# [Exercise brief]
Quote the entries in full, character for character, without their images.

□ □ □ □

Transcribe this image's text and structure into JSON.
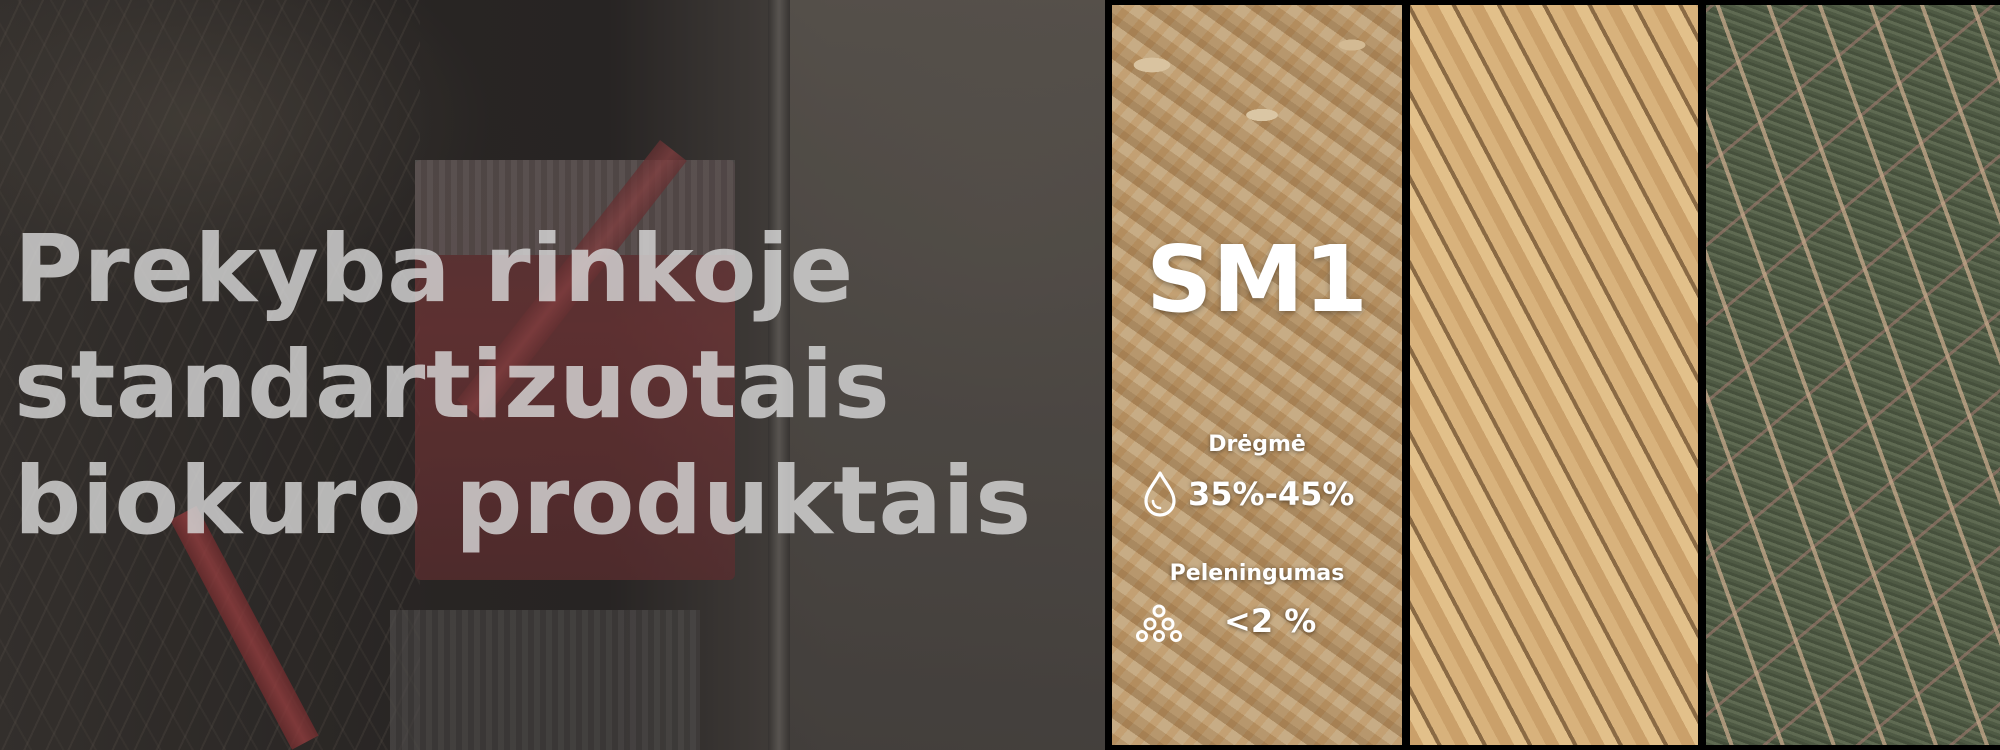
{
  "hero": {
    "headline_lines": [
      "Prekyba rinkoje",
      "standartizuotais",
      "biokuro produktais"
    ]
  },
  "products": [
    {
      "code": "SM1",
      "specs": {
        "moisture_label": "Drėgmė",
        "moisture_value": "35%-45%",
        "moisture_icon": "water-drop-icon",
        "ash_label": "Peleningumas",
        "ash_value": "<2 %",
        "ash_icon": "ash-pile-icon"
      }
    },
    {
      "code": ""
    },
    {
      "code": ""
    }
  ],
  "colors": {
    "headline": "#d7d7d7",
    "panel_text": "#ffffff",
    "divider": "#000000"
  }
}
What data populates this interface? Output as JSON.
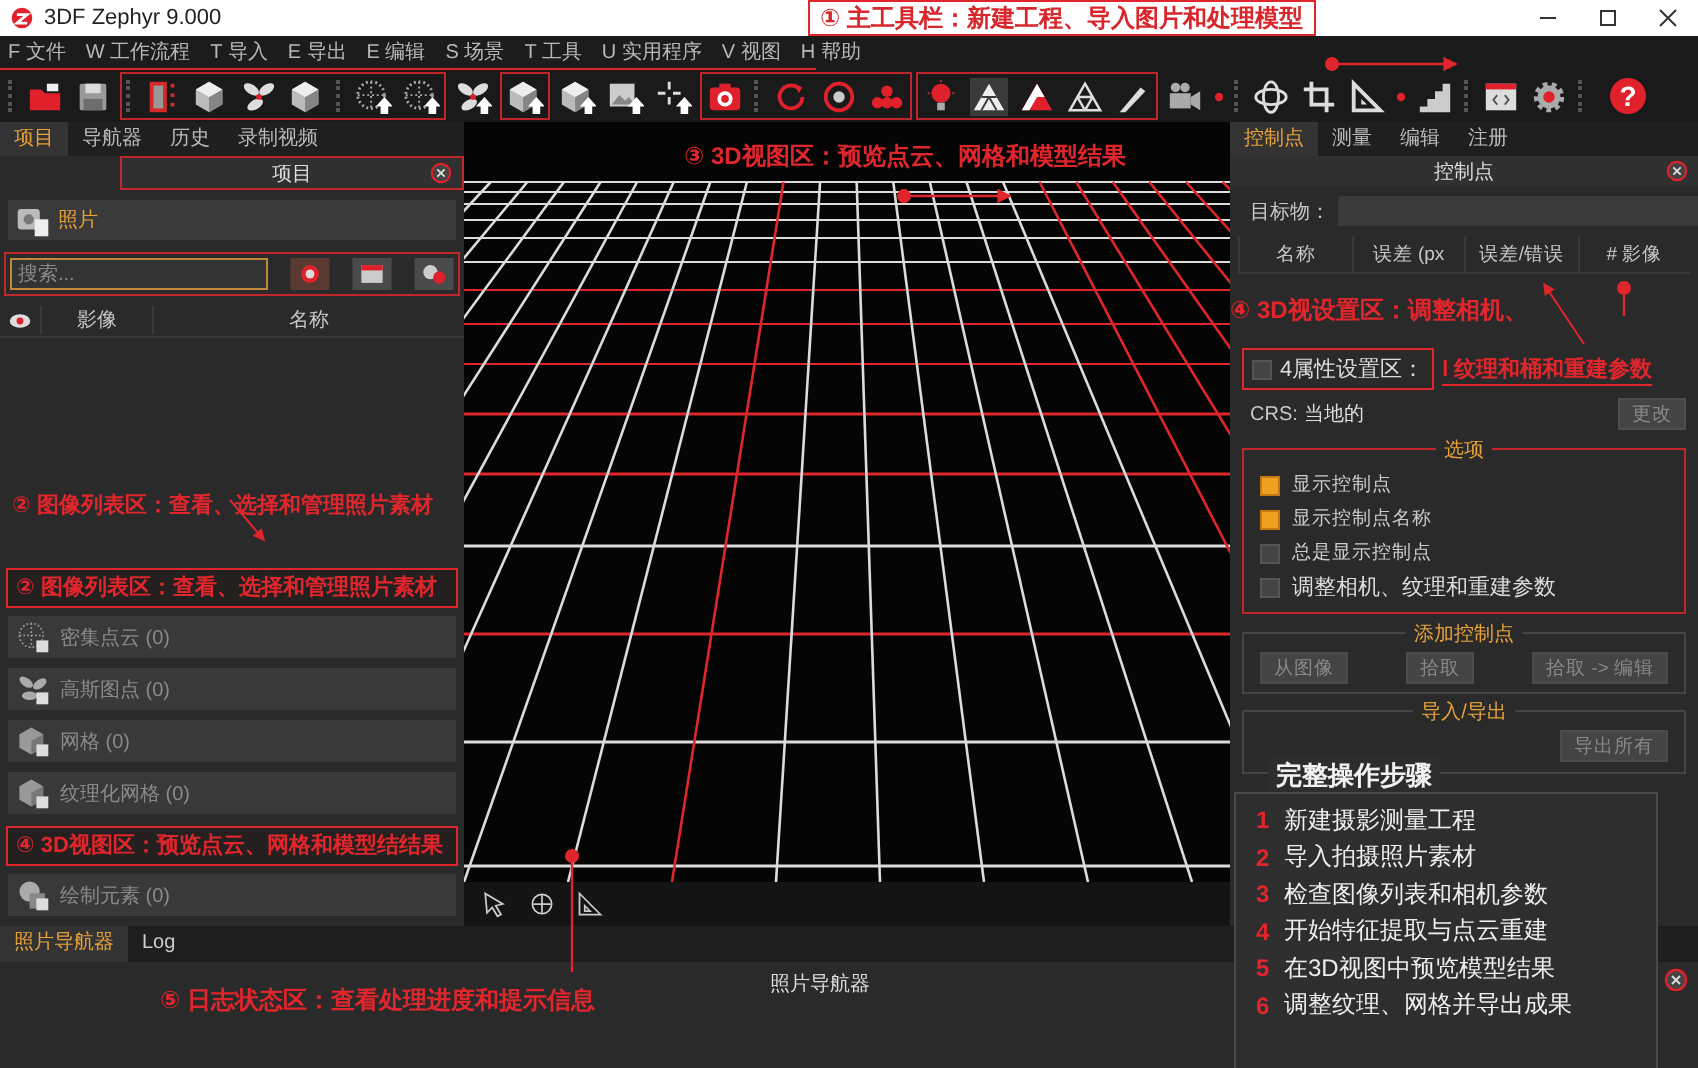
{
  "window": {
    "title": "3DF Zephyr 9.000"
  },
  "toolbar_callout": "① 主工具栏：新建工程、导入图片和处理模型",
  "menu": [
    "F 文件",
    "W 工作流程",
    "T 导入",
    "E 导出",
    "E 编辑",
    "S 场景",
    "T 工具",
    "U 实用程序",
    "V 视图",
    "H 帮助"
  ],
  "help_button": "?",
  "left_panel": {
    "tabs": [
      {
        "label": "项目",
        "selected": true
      },
      {
        "label": "导航器",
        "selected": false
      },
      {
        "label": "历史",
        "selected": false
      },
      {
        "label": "录制视频",
        "selected": false
      }
    ],
    "title": "项目",
    "photos_label": "照片",
    "search": {
      "placeholder": "搜索..."
    },
    "columns": [
      "影像",
      "名称"
    ],
    "list_callout": "② 图像列表区：查看、选择和管理照片素材",
    "boxed_callout": "② 图像列表区：查看、选择和管理照片素材",
    "items": [
      {
        "kind": "section",
        "label": "密集点云 (0)"
      },
      {
        "kind": "section",
        "label": "高斯图点 (0)"
      },
      {
        "kind": "section",
        "label": "网格 (0)"
      },
      {
        "kind": "section",
        "label": "纹理化网格 (0)"
      },
      {
        "kind": "callout",
        "label": "④ 3D视图区：预览点云、网格和模型结结果"
      },
      {
        "kind": "section",
        "label": "绘制元素 (0)"
      }
    ]
  },
  "view": {
    "callout": "③ 3D视图区：预览点云、网格和模型结果"
  },
  "right_panel": {
    "tabs": [
      {
        "label": "控制点",
        "selected": true
      },
      {
        "label": "测量",
        "selected": false
      },
      {
        "label": "编辑",
        "selected": false
      },
      {
        "label": "注册",
        "selected": false
      }
    ],
    "title": "控制点",
    "target_label": "目标物：",
    "columns": [
      "名称",
      "误差 (px",
      "误差/错误",
      "# 影像"
    ],
    "callout": "④ 3D视设置区：调整相机、",
    "property": {
      "label": "4属性设置区：",
      "checked": false
    },
    "property_note": "l 纹理和桶和重建参数",
    "crs_label": "CRS:",
    "crs_value": "当地的",
    "change_button": "更改",
    "options": {
      "title": "选项",
      "items": [
        {
          "label": "显示控制点",
          "checked": true
        },
        {
          "label": "显示控制点名称",
          "checked": true
        },
        {
          "label": "总是显示控制点",
          "checked": false
        },
        {
          "label": "调整相机、纹理和重建参数",
          "checked": false
        }
      ]
    },
    "add_points": {
      "title": "添加控制点",
      "buttons": [
        "从图像",
        "拾取",
        "拾取 -> 编辑"
      ]
    },
    "import_export": {
      "title": "导入/导出",
      "buttons": [
        "导出所有"
      ]
    }
  },
  "steps_card": {
    "title": "完整操作步骤",
    "steps": [
      {
        "number": "1",
        "text": "新建摄影测量工程"
      },
      {
        "number": "2",
        "text": "导入拍摄照片素材"
      },
      {
        "number": "3",
        "text": "检查图像列表和相机参数"
      },
      {
        "number": "4",
        "text": "开始特征提取与点云重建"
      },
      {
        "number": "5",
        "text": "在3D视图中预览模型结果"
      },
      {
        "number": "6",
        "text": "调整纹理、网格并导出成果"
      }
    ]
  },
  "bottom": {
    "tabs": [
      {
        "label": "照片导航器",
        "selected": true
      },
      {
        "label": "Log",
        "selected": false
      }
    ],
    "title": "照片导航器",
    "callout": "⑤ 日志状态区：查看处理进度和提示信息"
  }
}
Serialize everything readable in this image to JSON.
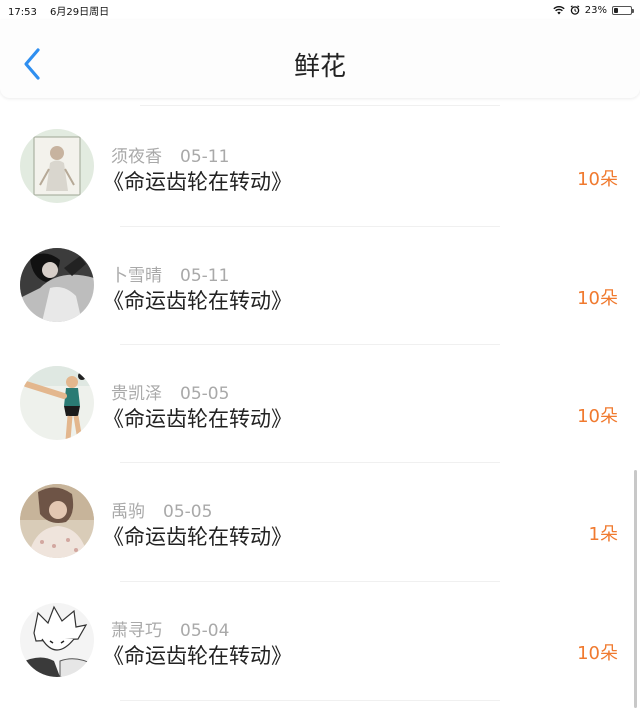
{
  "status": {
    "time": "17:53",
    "date": "6月29日周日",
    "battery_text": "23%",
    "battery_level": 0.23
  },
  "header": {
    "title": "鲜花"
  },
  "rows": [
    {
      "name": "须夜香",
      "date": "05-11",
      "book": "《命运齿轮在转动》",
      "flowers": "10朵"
    },
    {
      "name": "卜雪晴",
      "date": "05-11",
      "book": "《命运齿轮在转动》",
      "flowers": "10朵"
    },
    {
      "name": "贵凯泽",
      "date": "05-05",
      "book": "《命运齿轮在转动》",
      "flowers": "10朵"
    },
    {
      "name": "禹驹",
      "date": "05-05",
      "book": "《命运齿轮在转动》",
      "flowers": "1朵"
    },
    {
      "name": "萧寻巧",
      "date": "05-04",
      "book": "《命运齿轮在转动》",
      "flowers": "10朵"
    }
  ],
  "colors": {
    "accent_blue": "#2f8ff0",
    "flower_orange": "#f07a2f"
  }
}
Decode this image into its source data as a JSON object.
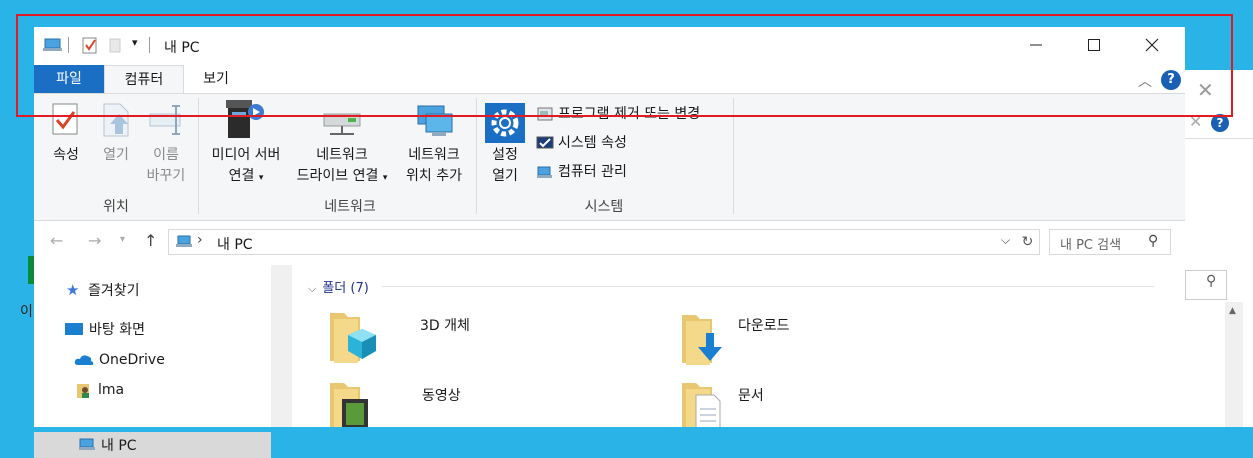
{
  "window": {
    "title": "내 PC"
  },
  "tabs": [
    {
      "label": "파일"
    },
    {
      "label": "컴퓨터"
    },
    {
      "label": "보기"
    }
  ],
  "ribbon": {
    "location": {
      "group_label": "위치",
      "properties": "속성",
      "open": "열기",
      "rename_line1": "이름",
      "rename_line2": "바꾸기"
    },
    "network": {
      "group_label": "네트워크",
      "media_line1": "미디어 서버",
      "media_line2": "연결",
      "map_line1": "네트워크",
      "map_line2": "드라이브 연결",
      "add_line1": "네트워크",
      "add_line2": "위치 추가"
    },
    "system": {
      "group_label": "시스템",
      "settings_line1": "설정",
      "settings_line2": "열기",
      "uninstall": "프로그램 제거 또는 변경",
      "properties": "시스템 속성",
      "manage": "컴퓨터 관리"
    }
  },
  "address": {
    "path": "내 PC",
    "search_placeholder": "내 PC 검색"
  },
  "nav": {
    "items": [
      {
        "label": "즐겨찾기"
      },
      {
        "label": "바탕 화면"
      },
      {
        "label": "OneDrive"
      },
      {
        "label": "lma"
      },
      {
        "label": "내 PC"
      }
    ]
  },
  "content": {
    "section": "폴더 (7)",
    "folders": [
      {
        "label": "3D 개체"
      },
      {
        "label": "다운로드"
      },
      {
        "label": "동영상"
      },
      {
        "label": "문서"
      }
    ]
  },
  "background": {
    "left_text": "이"
  },
  "colors": {
    "accent": "#1a6fc5",
    "desktop": "#29b3e6",
    "highlight_box": "#e01b24"
  }
}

□ □ □ □

# [Full solution]
Transcribe this image's text and structure into JSON.
{
  "hero": {
    "headline_lines": [
      "Prekyba rinkoje",
      "standartizuotais",
      "biokuro produktais"
    ]
  },
  "products": [
    {
      "code": "SM1",
      "specs": {
        "moisture_label": "Drėgmė",
        "moisture_value": "35%-45%",
        "moisture_icon": "water-drop-icon",
        "ash_label": "Peleningumas",
        "ash_value": "<2 %",
        "ash_icon": "ash-pile-icon"
      }
    },
    {
      "code": ""
    },
    {
      "code": ""
    }
  ],
  "colors": {
    "headline": "#d7d7d7",
    "panel_text": "#ffffff",
    "divider": "#000000"
  }
}
What data populates this interface? Output as JSON.
{
  "window": {
    "title": "3DF Zephyr 9.000"
  },
  "toolbar_callout": "① 主工具栏：新建工程、导入图片和处理模型",
  "menu": [
    "F 文件",
    "W 工作流程",
    "T 导入",
    "E 导出",
    "E 编辑",
    "S 场景",
    "T 工具",
    "U 实用程序",
    "V 视图",
    "H 帮助"
  ],
  "help_button": "?",
  "left_panel": {
    "tabs": [
      {
        "label": "项目",
        "selected": true
      },
      {
        "label": "导航器",
        "selected": false
      },
      {
        "label": "历史",
        "selected": false
      },
      {
        "label": "录制视频",
        "selected": false
      }
    ],
    "title": "项目",
    "photos_label": "照片",
    "search": {
      "placeholder": "搜索..."
    },
    "columns": [
      "影像",
      "名称"
    ],
    "list_callout": "② 图像列表区：查看、选择和管理照片素材",
    "boxed_callout": "② 图像列表区：查看、选择和管理照片素材",
    "items": [
      {
        "kind": "section",
        "label": "密集点云 (0)"
      },
      {
        "kind": "section",
        "label": "高斯图点 (0)"
      },
      {
        "kind": "section",
        "label": "网格 (0)"
      },
      {
        "kind": "section",
        "label": "纹理化网格 (0)"
      },
      {
        "kind": "callout",
        "label": "④ 3D视图区：预览点云、网格和模型结结果"
      },
      {
        "kind": "section",
        "label": "绘制元素 (0)"
      }
    ]
  },
  "view": {
    "callout": "③ 3D视图区：预览点云、网格和模型结果"
  },
  "right_panel": {
    "tabs": [
      {
        "label": "控制点",
        "selected": true
      },
      {
        "label": "测量",
        "selected": false
      },
      {
        "label": "编辑",
        "selected": false
      },
      {
        "label": "注册",
        "selected": false
      }
    ],
    "title": "控制点",
    "target_label": "目标物：",
    "columns": [
      "名称",
      "误差 (px",
      "误差/错误",
      "# 影像"
    ],
    "callout": "④ 3D视设置区：调整相机、",
    "property": {
      "label": "4属性设置区：",
      "checked": false
    },
    "property_note": "l 纹理和桶和重建参数",
    "crs_label": "CRS:",
    "crs_value": "当地的",
    "change_button": "更改",
    "options": {
      "title": "选项",
      "items": [
        {
          "label": "显示控制点",
          "checked": true
        },
        {
          "label": "显示控制点名称",
          "checked": true
        },
        {
          "label": "总是显示控制点",
          "checked": false
        },
        {
          "label": "调整相机、纹理和重建参数",
          "checked": false
        }
      ]
    },
    "add_points": {
      "title": "添加控制点",
      "buttons": [
        "从图像",
        "拾取",
        "拾取 -> 编辑"
      ]
    },
    "import_export": {
      "title": "导入/导出",
      "buttons": [
        "导出所有"
      ]
    }
  },
  "steps_card": {
    "title": "完整操作步骤",
    "steps": [
      {
        "number": "1",
        "text": "新建摄影测量工程"
      },
      {
        "number": "2",
        "text": "导入拍摄照片素材"
      },
      {
        "number": "3",
        "text": "检查图像列表和相机参数"
      },
      {
        "number": "4",
        "text": "开始特征提取与点云重建"
      },
      {
        "number": "5",
        "text": "在3D视图中预览模型结果"
      },
      {
        "number": "6",
        "text": "调整纹理、网格并导出成果"
      }
    ]
  },
  "bottom": {
    "tabs": [
      {
        "label": "照片导航器",
        "selected": true
      },
      {
        "label": "Log",
        "selected": false
      }
    ],
    "title": "照片导航器",
    "callout": "⑤ 日志状态区：查看处理进度和提示信息"
  }
}
Serialize everything readable in this image to JSON.
{
  "status": {
    "time": "17:53",
    "date": "6月29日周日",
    "battery_text": "23%",
    "battery_level": 0.23
  },
  "header": {
    "title": "鲜花"
  },
  "rows": [
    {
      "name": "须夜香",
      "date": "05-11",
      "book": "《命运齿轮在转动》",
      "flowers": "10朵"
    },
    {
      "name": "卜雪晴",
      "date": "05-11",
      "book": "《命运齿轮在转动》",
      "flowers": "10朵"
    },
    {
      "name": "贵凯泽",
      "date": "05-05",
      "book": "《命运齿轮在转动》",
      "flowers": "10朵"
    },
    {
      "name": "禹驹",
      "date": "05-05",
      "book": "《命运齿轮在转动》",
      "flowers": "1朵"
    },
    {
      "name": "萧寻巧",
      "date": "05-04",
      "book": "《命运齿轮在转动》",
      "flowers": "10朵"
    }
  ],
  "colors": {
    "accent_blue": "#2f8ff0",
    "flower_orange": "#f07a2f"
  }
}
Decode this image into its source data as a JSON object.
{
  "window": {
    "title": "내 PC"
  },
  "tabs": [
    {
      "label": "파일"
    },
    {
      "label": "컴퓨터"
    },
    {
      "label": "보기"
    }
  ],
  "ribbon": {
    "location": {
      "group_label": "위치",
      "properties": "속성",
      "open": "열기",
      "rename_line1": "이름",
      "rename_line2": "바꾸기"
    },
    "network": {
      "group_label": "네트워크",
      "media_line1": "미디어 서버",
      "media_line2": "연결",
      "map_line1": "네트워크",
      "map_line2": "드라이브 연결",
      "add_line1": "네트워크",
      "add_line2": "위치 추가"
    },
    "system": {
      "group_label": "시스템",
      "settings_line1": "설정",
      "settings_line2": "열기",
      "uninstall": "프로그램 제거 또는 변경",
      "properties": "시스템 속성",
      "manage": "컴퓨터 관리"
    }
  },
  "address": {
    "path": "내 PC",
    "search_placeholder": "내 PC 검색"
  },
  "nav": {
    "items": [
      {
        "label": "즐겨찾기"
      },
      {
        "label": "바탕 화면"
      },
      {
        "label": "OneDrive"
      },
      {
        "label": "lma"
      },
      {
        "label": "내 PC"
      }
    ]
  },
  "content": {
    "section": "폴더 (7)",
    "folders": [
      {
        "label": "3D 개체"
      },
      {
        "label": "다운로드"
      },
      {
        "label": "동영상"
      },
      {
        "label": "문서"
      }
    ]
  },
  "background": {
    "left_text": "이"
  },
  "colors": {
    "accent": "#1a6fc5",
    "desktop": "#29b3e6",
    "highlight_box": "#e01b24"
  }
}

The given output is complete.